# [What is asked]
Each line that holds the word "mootoriruumi" counts once. Give the total number of such lines and nothing else.

# [Task material]

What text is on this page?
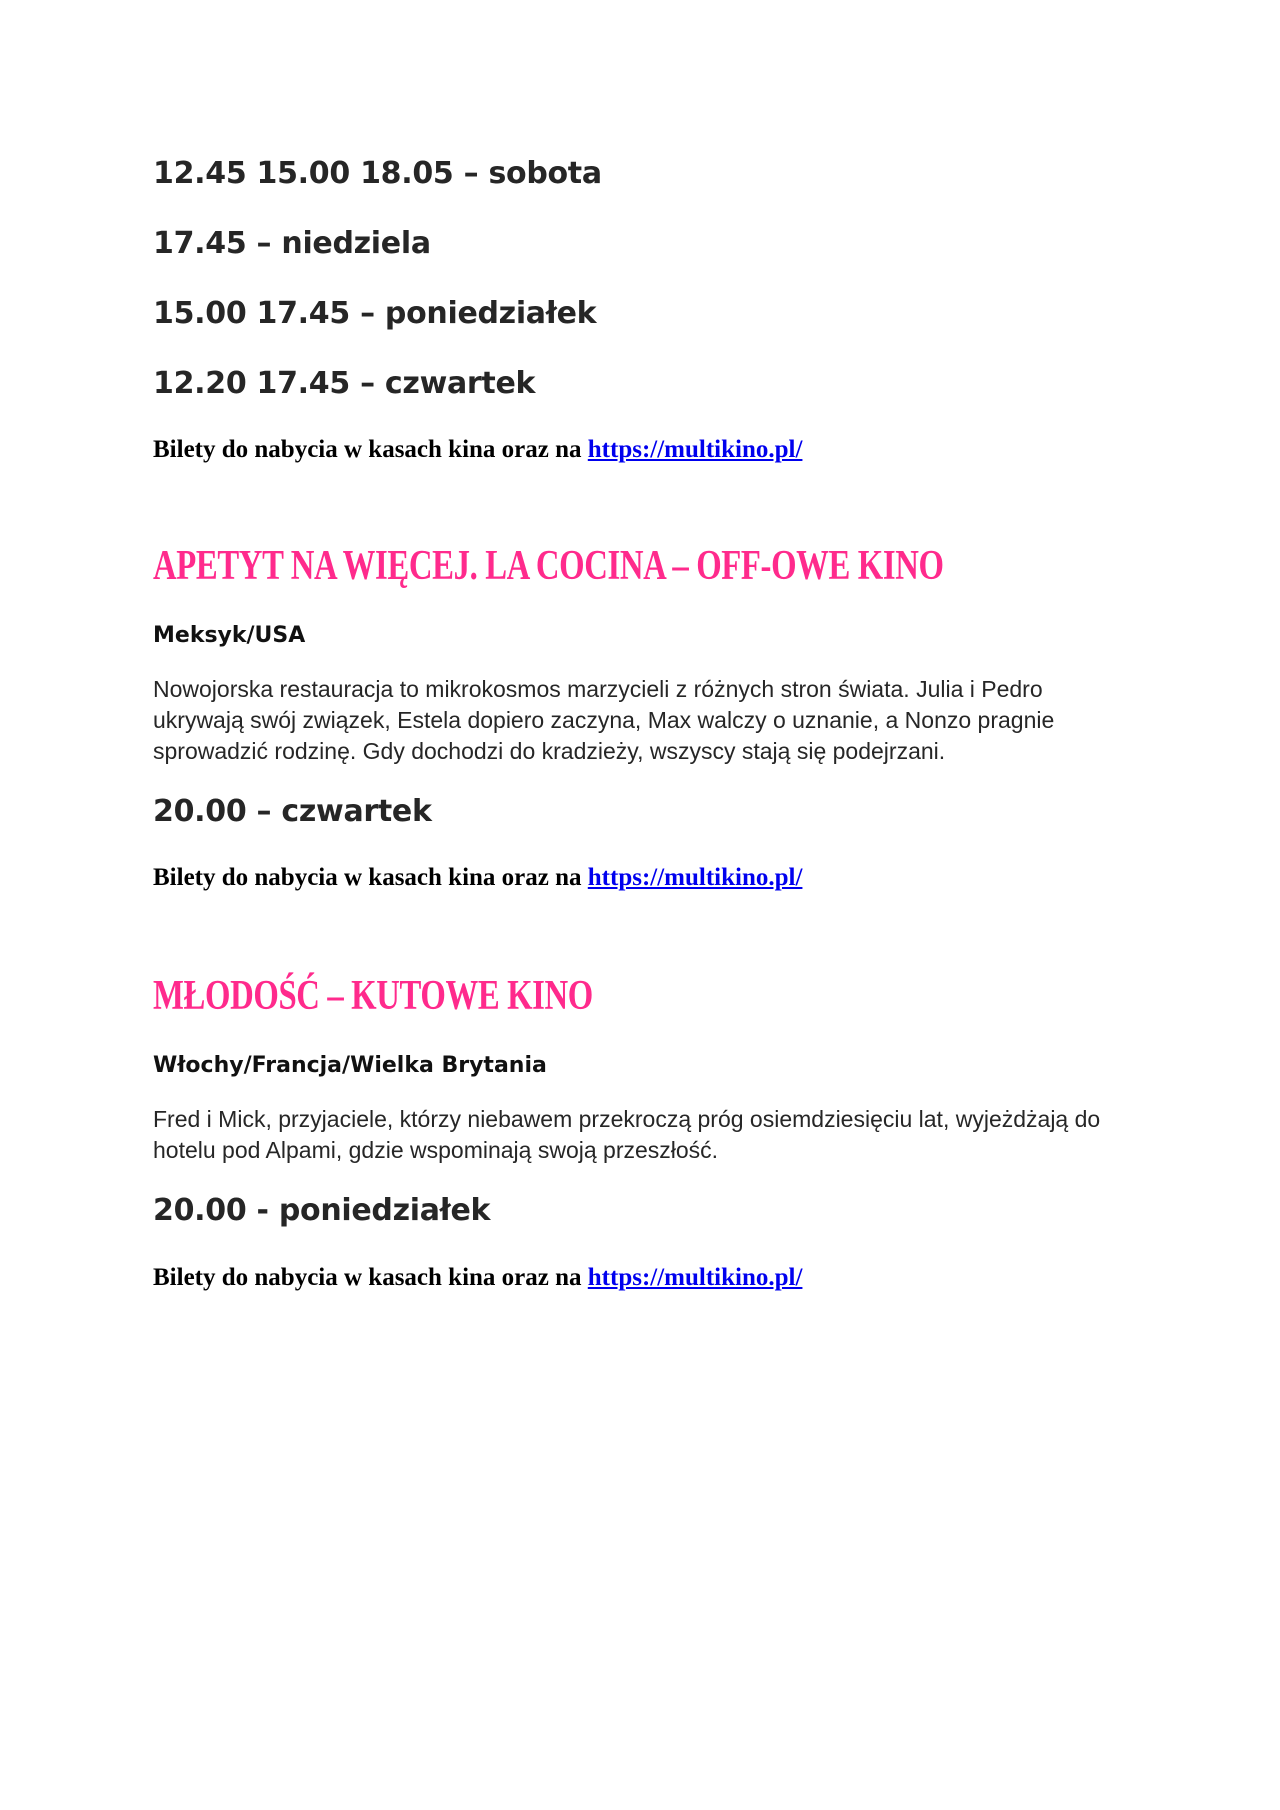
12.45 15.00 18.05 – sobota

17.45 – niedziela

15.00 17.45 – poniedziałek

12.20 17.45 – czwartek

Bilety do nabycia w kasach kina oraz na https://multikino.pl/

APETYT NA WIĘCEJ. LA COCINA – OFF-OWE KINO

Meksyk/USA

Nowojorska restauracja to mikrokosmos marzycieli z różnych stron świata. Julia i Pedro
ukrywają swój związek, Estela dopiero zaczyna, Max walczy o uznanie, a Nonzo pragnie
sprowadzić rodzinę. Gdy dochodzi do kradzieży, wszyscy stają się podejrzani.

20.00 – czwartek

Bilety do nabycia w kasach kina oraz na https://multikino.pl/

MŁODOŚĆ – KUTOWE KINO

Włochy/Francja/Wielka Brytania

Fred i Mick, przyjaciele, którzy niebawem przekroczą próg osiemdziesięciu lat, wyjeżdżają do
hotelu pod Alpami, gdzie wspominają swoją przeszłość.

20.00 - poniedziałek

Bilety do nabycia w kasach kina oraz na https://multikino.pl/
---
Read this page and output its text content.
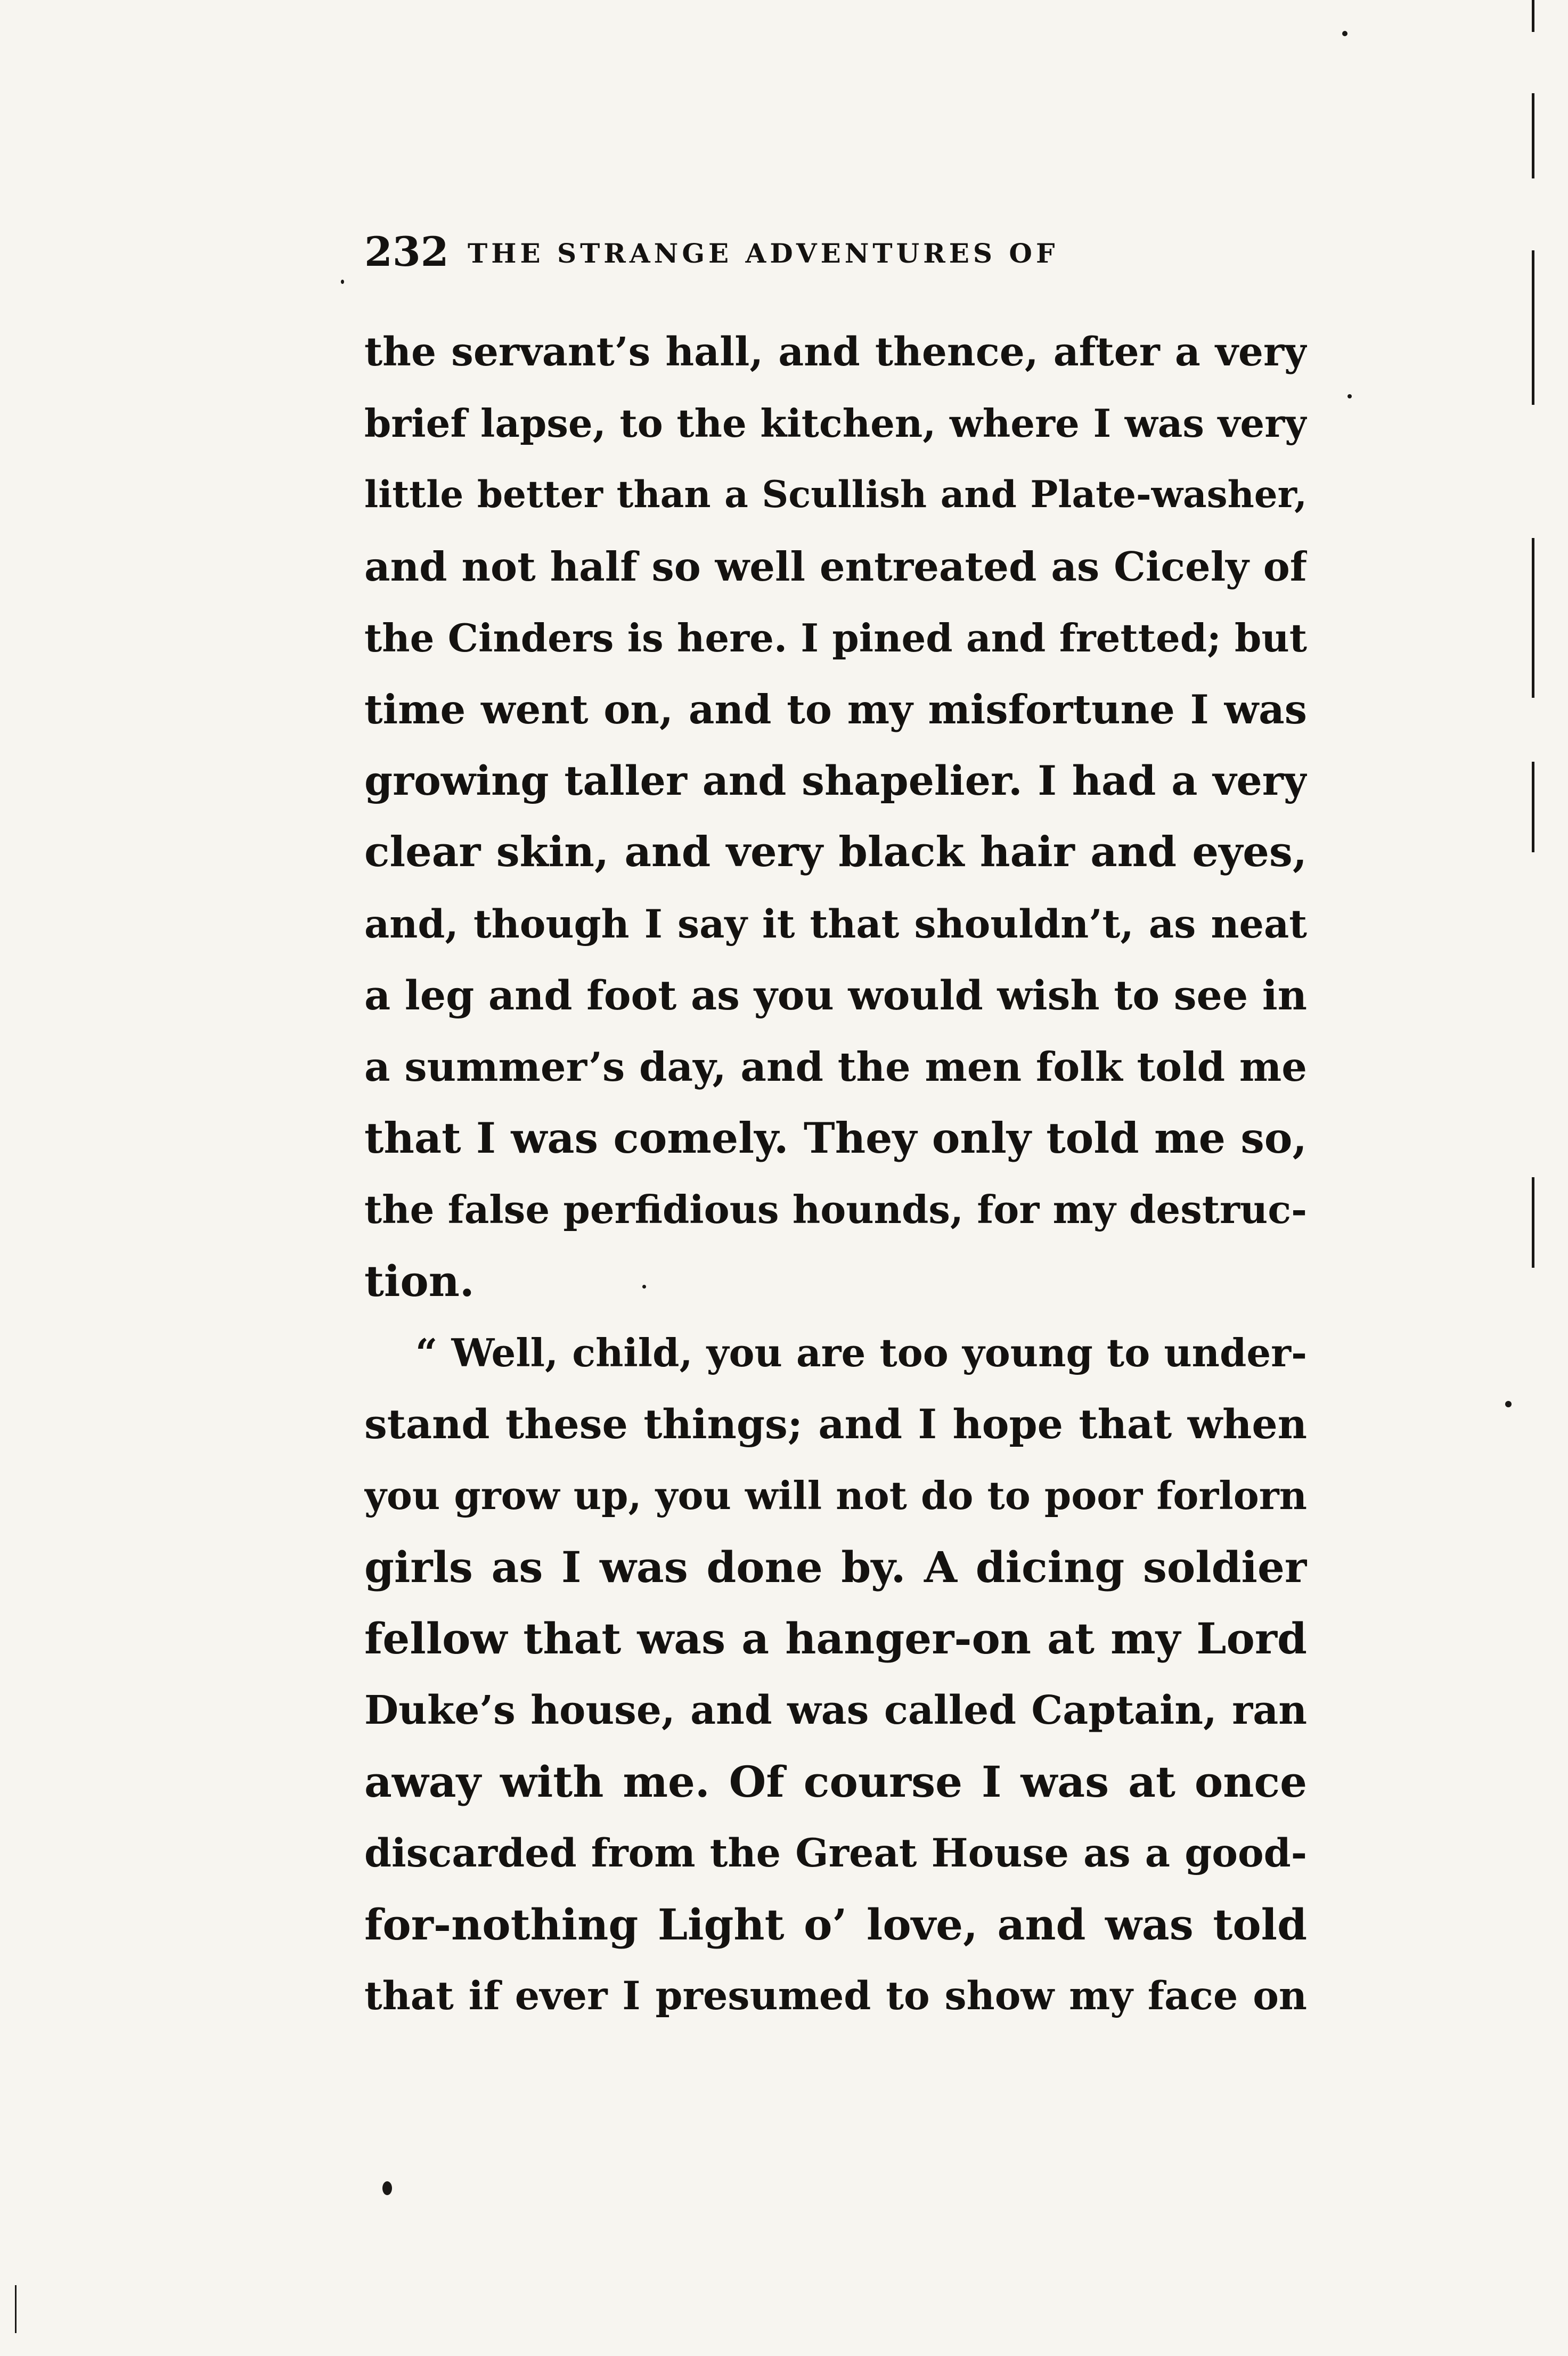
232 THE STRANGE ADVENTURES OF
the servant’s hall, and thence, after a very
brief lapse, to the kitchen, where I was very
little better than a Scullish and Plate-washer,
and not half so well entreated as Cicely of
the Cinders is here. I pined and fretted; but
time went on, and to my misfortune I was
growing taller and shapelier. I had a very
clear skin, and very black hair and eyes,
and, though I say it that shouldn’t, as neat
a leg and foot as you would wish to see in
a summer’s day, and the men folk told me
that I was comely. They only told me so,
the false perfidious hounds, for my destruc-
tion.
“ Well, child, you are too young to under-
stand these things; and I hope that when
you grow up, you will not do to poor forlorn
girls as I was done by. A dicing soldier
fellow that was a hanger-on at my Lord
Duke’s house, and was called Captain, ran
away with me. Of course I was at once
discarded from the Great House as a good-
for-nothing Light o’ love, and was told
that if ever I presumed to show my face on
...
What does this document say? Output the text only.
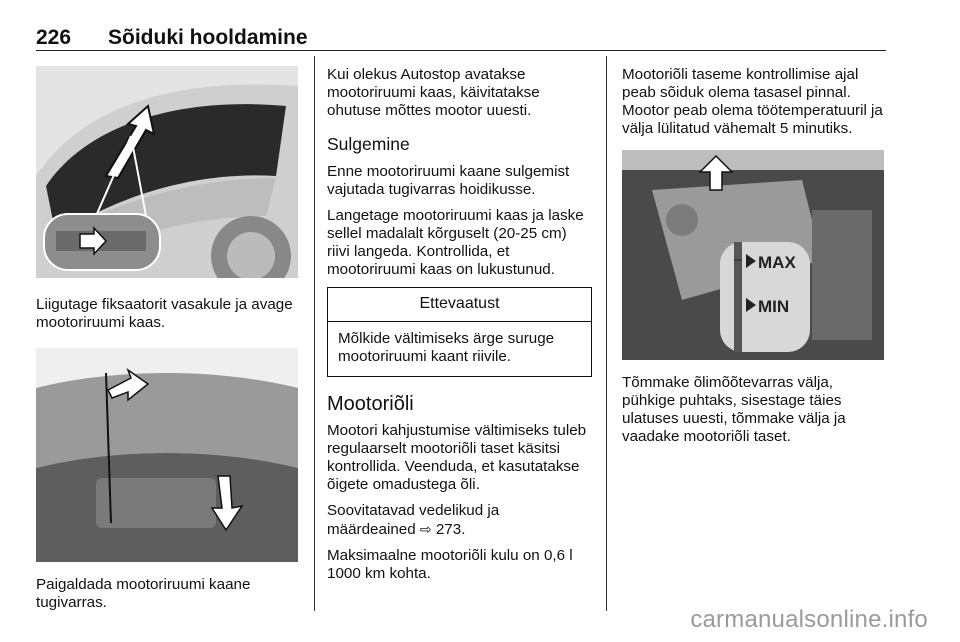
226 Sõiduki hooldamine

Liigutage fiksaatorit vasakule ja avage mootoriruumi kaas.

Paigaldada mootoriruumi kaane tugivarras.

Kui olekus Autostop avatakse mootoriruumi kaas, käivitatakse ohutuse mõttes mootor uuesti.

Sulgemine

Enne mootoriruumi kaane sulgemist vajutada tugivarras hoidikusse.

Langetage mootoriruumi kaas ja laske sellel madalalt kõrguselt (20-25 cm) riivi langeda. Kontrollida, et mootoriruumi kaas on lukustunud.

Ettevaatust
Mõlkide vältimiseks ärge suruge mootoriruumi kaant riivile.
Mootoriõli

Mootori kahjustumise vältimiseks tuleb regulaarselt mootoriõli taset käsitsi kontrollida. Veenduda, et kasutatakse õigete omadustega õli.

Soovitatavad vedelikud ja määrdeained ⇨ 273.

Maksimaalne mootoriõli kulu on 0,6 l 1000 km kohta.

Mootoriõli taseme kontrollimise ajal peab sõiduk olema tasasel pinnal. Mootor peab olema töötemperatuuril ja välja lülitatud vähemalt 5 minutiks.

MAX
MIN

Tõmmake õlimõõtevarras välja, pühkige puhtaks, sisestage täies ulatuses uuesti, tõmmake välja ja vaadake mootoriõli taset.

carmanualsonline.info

# [Final result]
6